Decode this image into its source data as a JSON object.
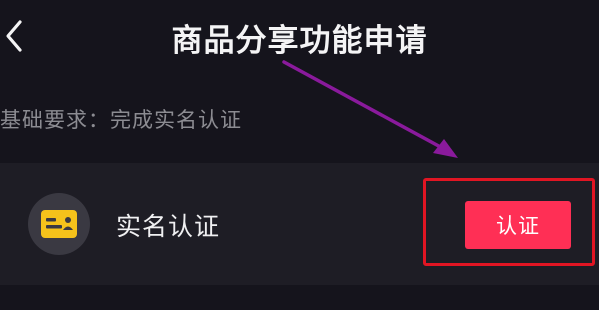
{
  "header": {
    "title": "商品分享功能申请",
    "back_icon": "chevron-left-icon"
  },
  "requirement": {
    "text": "基础要求：完成实名认证"
  },
  "card": {
    "icon": "id-card-icon",
    "icon_color": "#f5c21b",
    "label": "实名认证",
    "button_label": "认证",
    "button_color": "#ff2f55"
  },
  "annotation": {
    "highlight_color": "#e11523",
    "arrow_color": "#8a1a9c"
  }
}
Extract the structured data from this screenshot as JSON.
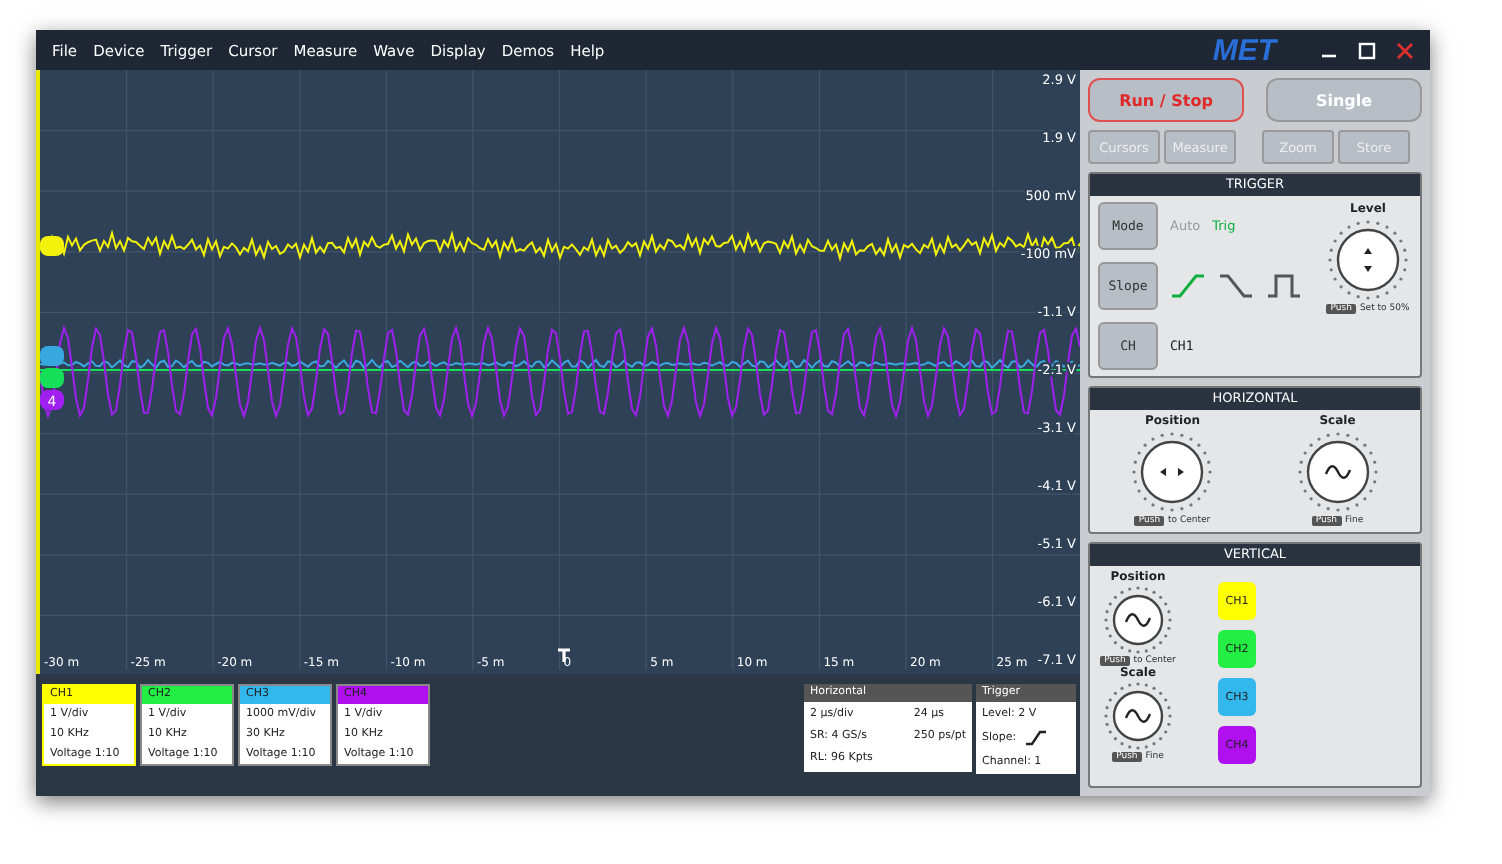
{
  "menu": [
    "File",
    "Device",
    "Trigger",
    "Cursor",
    "Measure",
    "Wave",
    "Display",
    "Demos",
    "Help"
  ],
  "logo": "MET",
  "plot": {
    "y_labels": [
      "2.9 V",
      "1.9 V",
      "500 mV",
      "-100 mV",
      "-1.1 V",
      "-2.1 V",
      "-3.1 V",
      "-4.1 V",
      "-5.1 V",
      "-6.1 V",
      "-7.1 V"
    ],
    "x_labels": [
      "-30 m",
      "-25 m",
      "-20 m",
      "-15 m",
      "-10 m",
      "-5 m",
      "0",
      "5 m",
      "10 m",
      "15 m",
      "20 m",
      "25 m"
    ],
    "traces": [
      {
        "kind": "noise",
        "color": "#f2f20a"
      },
      {
        "kind": "flat",
        "color": "#16e05a"
      },
      {
        "kind": "ripple",
        "color": "#3aa8e0"
      },
      {
        "kind": "sine",
        "color": "#a020f0",
        "label": "4"
      }
    ]
  },
  "run_stop": "Run / Stop",
  "single": "Single",
  "tools": [
    "Cursors",
    "Measure",
    "Zoom",
    "Store"
  ],
  "trigger": {
    "title": "TRIGGER",
    "mode_button": "Mode",
    "modes": [
      {
        "label": "Auto",
        "selected": false
      },
      {
        "label": "Trig",
        "selected": true
      }
    ],
    "slope_button": "Slope",
    "slopes": [
      {
        "kind": "rising",
        "selected": true
      },
      {
        "kind": "falling",
        "selected": false
      },
      {
        "kind": "pulse",
        "selected": false
      }
    ],
    "ch_button": "CH",
    "channel": "CH1",
    "knob": {
      "label": "Level",
      "kind": "updown",
      "push": "Push",
      "hint": "Set to 50%"
    }
  },
  "horizontal": {
    "title": "HORIZONTAL",
    "knobs": [
      {
        "label": "Position",
        "kind": "arrows",
        "push": "Push",
        "hint": "to Center"
      },
      {
        "label": "Scale",
        "kind": "wave",
        "push": "Push",
        "hint": "Fine"
      }
    ]
  },
  "vertical": {
    "title": "VERTICAL",
    "knobs": [
      {
        "label": "Position",
        "kind": "wave",
        "push": "Push",
        "hint": "to Center"
      },
      {
        "label": "Scale",
        "kind": "wave",
        "push": "Push",
        "hint": "Fine"
      }
    ],
    "channels": [
      {
        "label": "CH1",
        "color": "#ffff00"
      },
      {
        "label": "CH2",
        "color": "#22ee44"
      },
      {
        "label": "CH3",
        "color": "#33b8ee"
      },
      {
        "label": "CH4",
        "color": "#b010f0"
      }
    ]
  },
  "channel_cards": [
    {
      "name": "CH1",
      "color": "#ffff00",
      "selected": true,
      "lines": [
        "1 V/div",
        "10 KHz",
        "Voltage 1:10"
      ]
    },
    {
      "name": "CH2",
      "color": "#22ee44",
      "selected": false,
      "lines": [
        "1 V/div",
        "10 KHz",
        "Voltage 1:10"
      ]
    },
    {
      "name": "CH3",
      "color": "#33b8ee",
      "selected": false,
      "lines": [
        "1000 mV/div",
        "30 KHz",
        "Voltage 1:10"
      ]
    },
    {
      "name": "CH4",
      "color": "#b010f0",
      "selected": false,
      "lines": [
        "1 V/div",
        "10 KHz",
        "Voltage 1:10"
      ]
    }
  ],
  "horizontal_info": {
    "title": "Horizontal",
    "cells": [
      "2 µs/div",
      "24 µs",
      "SR: 4 GS/s",
      "250 ps/pt",
      "RL: 96 Kpts"
    ]
  },
  "trigger_info": {
    "title": "Trigger",
    "level": "Level: 2 V",
    "slope": "Slope:",
    "channel": "Channel: 1"
  }
}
==============================
◆ GOAL OF THE EXERCISE ◆
Reproduce each line word for word and drop the pictures.

◆ SOLUTION FOR THIS TASK ◆
Decode this image into its source data as a JSON object.
{
  "header": {
    "title": "商品分享功能申请",
    "back_icon": "chevron-left-icon"
  },
  "requirement": {
    "text": "基础要求：完成实名认证"
  },
  "card": {
    "icon": "id-card-icon",
    "icon_color": "#f5c21b",
    "label": "实名认证",
    "button_label": "认证",
    "button_color": "#ff2f55"
  },
  "annotation": {
    "highlight_color": "#e11523",
    "arrow_color": "#8a1a9c"
  }
}
Extract the structured data from this screenshot as JSON.
{
  "menu": [
    "File",
    "Device",
    "Trigger",
    "Cursor",
    "Measure",
    "Wave",
    "Display",
    "Demos",
    "Help"
  ],
  "logo": "MET",
  "plot": {
    "y_labels": [
      "2.9 V",
      "1.9 V",
      "500 mV",
      "-100 mV",
      "-1.1 V",
      "-2.1 V",
      "-3.1 V",
      "-4.1 V",
      "-5.1 V",
      "-6.1 V",
      "-7.1 V"
    ],
    "x_labels": [
      "-30 m",
      "-25 m",
      "-20 m",
      "-15 m",
      "-10 m",
      "-5 m",
      "0",
      "5 m",
      "10 m",
      "15 m",
      "20 m",
      "25 m"
    ],
    "traces": [
      {
        "kind": "noise",
        "color": "#f2f20a"
      },
      {
        "kind": "flat",
        "color": "#16e05a"
      },
      {
        "kind": "ripple",
        "color": "#3aa8e0"
      },
      {
        "kind": "sine",
        "color": "#a020f0",
        "label": "4"
      }
    ]
  },
  "run_stop": "Run / Stop",
  "single": "Single",
  "tools": [
    "Cursors",
    "Measure",
    "Zoom",
    "Store"
  ],
  "trigger": {
    "title": "TRIGGER",
    "mode_button": "Mode",
    "modes": [
      {
        "label": "Auto",
        "selected": false
      },
      {
        "label": "Trig",
        "selected": true
      }
    ],
    "slope_button": "Slope",
    "slopes": [
      {
        "kind": "rising",
        "selected": true
      },
      {
        "kind": "falling",
        "selected": false
      },
      {
        "kind": "pulse",
        "selected": false
      }
    ],
    "ch_button": "CH",
    "channel": "CH1",
    "knob": {
      "label": "Level",
      "kind": "updown",
      "push": "Push",
      "hint": "Set to 50%"
    }
  },
  "horizontal": {
    "title": "HORIZONTAL",
    "knobs": [
      {
        "label": "Position",
        "kind": "arrows",
        "push": "Push",
        "hint": "to Center"
      },
      {
        "label": "Scale",
        "kind": "wave",
        "push": "Push",
        "hint": "Fine"
      }
    ]
  },
  "vertical": {
    "title": "VERTICAL",
    "knobs": [
      {
        "label": "Position",
        "kind": "wave",
        "push": "Push",
        "hint": "to Center"
      },
      {
        "label": "Scale",
        "kind": "wave",
        "push": "Push",
        "hint": "Fine"
      }
    ],
    "channels": [
      {
        "label": "CH1",
        "color": "#ffff00"
      },
      {
        "label": "CH2",
        "color": "#22ee44"
      },
      {
        "label": "CH3",
        "color": "#33b8ee"
      },
      {
        "label": "CH4",
        "color": "#b010f0"
      }
    ]
  },
  "channel_cards": [
    {
      "name": "CH1",
      "color": "#ffff00",
      "selected": true,
      "lines": [
        "1 V/div",
        "10 KHz",
        "Voltage 1:10"
      ]
    },
    {
      "name": "CH2",
      "color": "#22ee44",
      "selected": false,
      "lines": [
        "1 V/div",
        "10 KHz",
        "Voltage 1:10"
      ]
    },
    {
      "name": "CH3",
      "color": "#33b8ee",
      "selected": false,
      "lines": [
        "1000 mV/div",
        "30 KHz",
        "Voltage 1:10"
      ]
    },
    {
      "name": "CH4",
      "color": "#b010f0",
      "selected": false,
      "lines": [
        "1 V/div",
        "10 KHz",
        "Voltage 1:10"
      ]
    }
  ],
  "horizontal_info": {
    "title": "Horizontal",
    "cells": [
      "2 µs/div",
      "24 µs",
      "SR: 4 GS/s",
      "250 ps/pt",
      "RL: 96 Kpts"
    ]
  },
  "trigger_info": {
    "title": "Trigger",
    "level": "Level: 2 V",
    "slope": "Slope:",
    "channel": "Channel: 1"
  }
}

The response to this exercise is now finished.